=== Given records ===
---

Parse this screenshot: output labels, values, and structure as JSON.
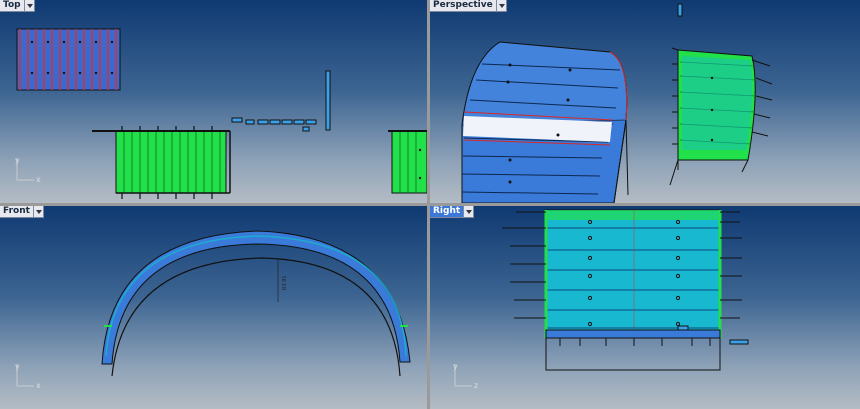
{
  "viewports": {
    "top": {
      "label": "Top",
      "active": false
    },
    "perspective": {
      "label": "Perspective",
      "active": false
    },
    "front": {
      "label": "Front",
      "active": false
    },
    "right": {
      "label": "Right",
      "active": true
    }
  },
  "axes": {
    "x": "x",
    "y": "y"
  },
  "annotations": {
    "front_dimension": "R3.91"
  },
  "colors": {
    "panel_green": "#22e04a",
    "panel_blue": "#3a7ad8",
    "panel_cyan": "#18b8d0",
    "panel_red": "#d82828",
    "active_tab": "#3d78d8"
  }
}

---

=== Problem to work on ===
Omit each picture, then return all of the listing exactly as it stands.

=== Correct output ===
Parse this screenshot: output labels, values, and structure as JSON.
{
  "viewports": {
    "top": {
      "label": "Top",
      "active": false
    },
    "perspective": {
      "label": "Perspective",
      "active": false
    },
    "front": {
      "label": "Front",
      "active": false
    },
    "right": {
      "label": "Right",
      "active": true
    }
  },
  "axes": {
    "x": "x",
    "y": "y"
  },
  "annotations": {
    "front_dimension": "R3.91"
  },
  "colors": {
    "panel_green": "#22e04a",
    "panel_blue": "#3a7ad8",
    "panel_cyan": "#18b8d0",
    "panel_red": "#d82828",
    "active_tab": "#3d78d8"
  }
}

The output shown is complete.